● **Goal of the exercise**
The records that follow need to be output exactly as they are.

● **Stored dataset items**
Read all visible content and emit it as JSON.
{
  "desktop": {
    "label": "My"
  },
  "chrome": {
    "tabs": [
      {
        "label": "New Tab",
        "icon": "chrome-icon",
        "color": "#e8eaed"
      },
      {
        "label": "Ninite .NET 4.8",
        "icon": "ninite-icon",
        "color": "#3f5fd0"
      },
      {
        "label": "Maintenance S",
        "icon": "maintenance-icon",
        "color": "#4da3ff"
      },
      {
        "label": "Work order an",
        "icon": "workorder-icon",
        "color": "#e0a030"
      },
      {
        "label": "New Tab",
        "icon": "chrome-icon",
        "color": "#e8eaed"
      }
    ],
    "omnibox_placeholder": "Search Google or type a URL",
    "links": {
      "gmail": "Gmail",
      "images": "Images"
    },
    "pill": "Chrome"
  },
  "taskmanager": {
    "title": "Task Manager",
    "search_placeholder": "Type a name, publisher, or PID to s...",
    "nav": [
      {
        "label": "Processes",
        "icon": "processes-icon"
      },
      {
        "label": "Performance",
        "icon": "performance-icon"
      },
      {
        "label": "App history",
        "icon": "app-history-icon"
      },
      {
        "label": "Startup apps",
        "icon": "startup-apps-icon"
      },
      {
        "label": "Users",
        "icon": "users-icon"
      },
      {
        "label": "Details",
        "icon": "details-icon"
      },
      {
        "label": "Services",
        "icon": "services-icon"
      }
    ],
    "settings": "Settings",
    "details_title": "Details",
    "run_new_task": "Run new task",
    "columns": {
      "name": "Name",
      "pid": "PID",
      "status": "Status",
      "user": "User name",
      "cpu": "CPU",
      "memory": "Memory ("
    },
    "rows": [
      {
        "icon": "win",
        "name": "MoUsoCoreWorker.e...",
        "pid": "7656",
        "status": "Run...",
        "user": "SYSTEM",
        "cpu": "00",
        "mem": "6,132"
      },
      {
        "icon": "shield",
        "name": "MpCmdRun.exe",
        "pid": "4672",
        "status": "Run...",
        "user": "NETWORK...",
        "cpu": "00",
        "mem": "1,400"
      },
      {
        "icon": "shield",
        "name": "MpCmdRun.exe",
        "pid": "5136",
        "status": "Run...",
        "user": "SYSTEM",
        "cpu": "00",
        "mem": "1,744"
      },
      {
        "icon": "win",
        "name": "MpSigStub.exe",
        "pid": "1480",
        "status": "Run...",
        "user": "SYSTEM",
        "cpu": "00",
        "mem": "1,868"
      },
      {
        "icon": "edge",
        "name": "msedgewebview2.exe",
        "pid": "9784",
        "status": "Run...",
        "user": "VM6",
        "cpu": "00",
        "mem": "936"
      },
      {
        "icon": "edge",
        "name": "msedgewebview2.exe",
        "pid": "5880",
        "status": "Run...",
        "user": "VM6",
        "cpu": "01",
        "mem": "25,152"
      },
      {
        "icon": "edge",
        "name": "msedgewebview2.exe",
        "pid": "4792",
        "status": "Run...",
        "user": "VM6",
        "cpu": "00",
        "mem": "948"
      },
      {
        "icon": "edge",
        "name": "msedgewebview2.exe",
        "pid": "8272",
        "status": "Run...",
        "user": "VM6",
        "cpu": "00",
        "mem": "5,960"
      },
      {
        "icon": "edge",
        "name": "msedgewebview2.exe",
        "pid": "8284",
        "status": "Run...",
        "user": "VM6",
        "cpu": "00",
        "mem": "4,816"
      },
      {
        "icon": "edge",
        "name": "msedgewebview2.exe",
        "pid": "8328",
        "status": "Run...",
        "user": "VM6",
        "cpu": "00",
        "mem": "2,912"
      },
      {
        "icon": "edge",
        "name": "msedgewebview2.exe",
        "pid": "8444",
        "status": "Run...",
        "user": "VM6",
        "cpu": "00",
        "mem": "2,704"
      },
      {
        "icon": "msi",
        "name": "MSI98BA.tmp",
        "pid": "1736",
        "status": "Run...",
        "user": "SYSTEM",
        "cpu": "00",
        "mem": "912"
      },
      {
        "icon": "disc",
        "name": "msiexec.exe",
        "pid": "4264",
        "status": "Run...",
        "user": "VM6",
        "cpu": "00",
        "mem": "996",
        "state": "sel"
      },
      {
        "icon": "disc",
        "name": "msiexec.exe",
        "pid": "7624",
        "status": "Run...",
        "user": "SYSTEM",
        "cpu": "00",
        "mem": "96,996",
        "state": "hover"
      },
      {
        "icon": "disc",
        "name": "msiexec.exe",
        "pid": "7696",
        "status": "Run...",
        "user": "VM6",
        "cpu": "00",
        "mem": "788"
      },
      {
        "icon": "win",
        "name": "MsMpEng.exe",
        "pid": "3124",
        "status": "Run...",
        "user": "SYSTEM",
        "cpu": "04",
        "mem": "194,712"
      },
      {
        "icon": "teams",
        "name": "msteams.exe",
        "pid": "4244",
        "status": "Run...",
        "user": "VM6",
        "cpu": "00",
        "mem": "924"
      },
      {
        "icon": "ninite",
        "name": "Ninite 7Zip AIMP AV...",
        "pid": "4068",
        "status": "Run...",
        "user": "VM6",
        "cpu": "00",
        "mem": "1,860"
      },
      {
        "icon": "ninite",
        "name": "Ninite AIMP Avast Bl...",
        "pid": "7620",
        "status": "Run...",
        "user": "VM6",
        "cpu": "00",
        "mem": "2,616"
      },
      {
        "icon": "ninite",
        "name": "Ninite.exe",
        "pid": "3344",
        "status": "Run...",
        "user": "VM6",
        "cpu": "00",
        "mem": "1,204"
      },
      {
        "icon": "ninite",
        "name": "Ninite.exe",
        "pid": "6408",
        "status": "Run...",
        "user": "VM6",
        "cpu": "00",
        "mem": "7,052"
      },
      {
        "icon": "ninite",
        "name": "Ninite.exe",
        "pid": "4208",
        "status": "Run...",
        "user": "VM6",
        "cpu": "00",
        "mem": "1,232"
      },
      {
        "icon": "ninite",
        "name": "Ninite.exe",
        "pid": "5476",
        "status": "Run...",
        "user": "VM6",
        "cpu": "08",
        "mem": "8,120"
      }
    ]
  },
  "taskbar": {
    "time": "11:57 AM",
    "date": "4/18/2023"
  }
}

● **Task output**
Read all visible content and emit it as JSON.
{
  "desktop": {
    "label": "My"
  },
  "chrome": {
    "tabs": [
      {
        "label": "New Tab",
        "icon": "chrome-icon",
        "color": "#e8eaed"
      },
      {
        "label": "Ninite .NET 4.8",
        "icon": "ninite-icon",
        "color": "#3f5fd0"
      },
      {
        "label": "Maintenance S",
        "icon": "maintenance-icon",
        "color": "#4da3ff"
      },
      {
        "label": "Work order an",
        "icon": "workorder-icon",
        "color": "#e0a030"
      },
      {
        "label": "New Tab",
        "icon": "chrome-icon",
        "color": "#e8eaed"
      }
    ],
    "omnibox_placeholder": "Search Google or type a URL",
    "links": {
      "gmail": "Gmail",
      "images": "Images"
    },
    "pill": "Chrome"
  },
  "taskmanager": {
    "title": "Task Manager",
    "search_placeholder": "Type a name, publisher, or PID to s...",
    "nav": [
      {
        "label": "Processes",
        "icon": "processes-icon"
      },
      {
        "label": "Performance",
        "icon": "performance-icon"
      },
      {
        "label": "App history",
        "icon": "app-history-icon"
      },
      {
        "label": "Startup apps",
        "icon": "startup-apps-icon"
      },
      {
        "label": "Users",
        "icon": "users-icon"
      },
      {
        "label": "Details",
        "icon": "details-icon"
      },
      {
        "label": "Services",
        "icon": "services-icon"
      }
    ],
    "settings": "Settings",
    "details_title": "Details",
    "run_new_task": "Run new task",
    "columns": {
      "name": "Name",
      "pid": "PID",
      "status": "Status",
      "user": "User name",
      "cpu": "CPU",
      "memory": "Memory ("
    },
    "rows": [
      {
        "icon": "win",
        "name": "MoUsoCoreWorker.e...",
        "pid": "7656",
        "status": "Run...",
        "user": "SYSTEM",
        "cpu": "00",
        "mem": "6,132"
      },
      {
        "icon": "shield",
        "name": "MpCmdRun.exe",
        "pid": "4672",
        "status": "Run...",
        "user": "NETWORK...",
        "cpu": "00",
        "mem": "1,400"
      },
      {
        "icon": "shield",
        "name": "MpCmdRun.exe",
        "pid": "5136",
        "status": "Run...",
        "user": "SYSTEM",
        "cpu": "00",
        "mem": "1,744"
      },
      {
        "icon": "win",
        "name": "MpSigStub.exe",
        "pid": "1480",
        "status": "Run...",
        "user": "SYSTEM",
        "cpu": "00",
        "mem": "1,868"
      },
      {
        "icon": "edge",
        "name": "msedgewebview2.exe",
        "pid": "9784",
        "status": "Run...",
        "user": "VM6",
        "cpu": "00",
        "mem": "936"
      },
      {
        "icon": "edge",
        "name": "msedgewebview2.exe",
        "pid": "5880",
        "status": "Run...",
        "user": "VM6",
        "cpu": "01",
        "mem": "25,152"
      },
      {
        "icon": "edge",
        "name": "msedgewebview2.exe",
        "pid": "4792",
        "status": "Run...",
        "user": "VM6",
        "cpu": "00",
        "mem": "948"
      },
      {
        "icon": "edge",
        "name": "msedgewebview2.exe",
        "pid": "8272",
        "status": "Run...",
        "user": "VM6",
        "cpu": "00",
        "mem": "5,960"
      },
      {
        "icon": "edge",
        "name": "msedgewebview2.exe",
        "pid": "8284",
        "status": "Run...",
        "user": "VM6",
        "cpu": "00",
        "mem": "4,816"
      },
      {
        "icon": "edge",
        "name": "msedgewebview2.exe",
        "pid": "8328",
        "status": "Run...",
        "user": "VM6",
        "cpu": "00",
        "mem": "2,912"
      },
      {
        "icon": "edge",
        "name": "msedgewebview2.exe",
        "pid": "8444",
        "status": "Run...",
        "user": "VM6",
        "cpu": "00",
        "mem": "2,704"
      },
      {
        "icon": "msi",
        "name": "MSI98BA.tmp",
        "pid": "1736",
        "status": "Run...",
        "user": "SYSTEM",
        "cpu": "00",
        "mem": "912"
      },
      {
        "icon": "disc",
        "name": "msiexec.exe",
        "pid": "4264",
        "status": "Run...",
        "user": "VM6",
        "cpu": "00",
        "mem": "996",
        "state": "sel"
      },
      {
        "icon": "disc",
        "name": "msiexec.exe",
        "pid": "7624",
        "status": "Run...",
        "user": "SYSTEM",
        "cpu": "00",
        "mem": "96,996",
        "state": "hover"
      },
      {
        "icon": "disc",
        "name": "msiexec.exe",
        "pid": "7696",
        "status": "Run...",
        "user": "VM6",
        "cpu": "00",
        "mem": "788"
      },
      {
        "icon": "win",
        "name": "MsMpEng.exe",
        "pid": "3124",
        "status": "Run...",
        "user": "SYSTEM",
        "cpu": "04",
        "mem": "194,712"
      },
      {
        "icon": "teams",
        "name": "msteams.exe",
        "pid": "4244",
        "status": "Run...",
        "user": "VM6",
        "cpu": "00",
        "mem": "924"
      },
      {
        "icon": "ninite",
        "name": "Ninite 7Zip AIMP AV...",
        "pid": "4068",
        "status": "Run...",
        "user": "VM6",
        "cpu": "00",
        "mem": "1,860"
      },
      {
        "icon": "ninite",
        "name": "Ninite AIMP Avast Bl...",
        "pid": "7620",
        "status": "Run...",
        "user": "VM6",
        "cpu": "00",
        "mem": "2,616"
      },
      {
        "icon": "ninite",
        "name": "Ninite.exe",
        "pid": "3344",
        "status": "Run...",
        "user": "VM6",
        "cpu": "00",
        "mem": "1,204"
      },
      {
        "icon": "ninite",
        "name": "Ninite.exe",
        "pid": "6408",
        "status": "Run...",
        "user": "VM6",
        "cpu": "00",
        "mem": "7,052"
      },
      {
        "icon": "ninite",
        "name": "Ninite.exe",
        "pid": "4208",
        "status": "Run...",
        "user": "VM6",
        "cpu": "00",
        "mem": "1,232"
      },
      {
        "icon": "ninite",
        "name": "Ninite.exe",
        "pid": "5476",
        "status": "Run...",
        "user": "VM6",
        "cpu": "08",
        "mem": "8,120"
      }
    ]
  },
  "taskbar": {
    "time": "11:57 AM",
    "date": "4/18/2023"
  }
}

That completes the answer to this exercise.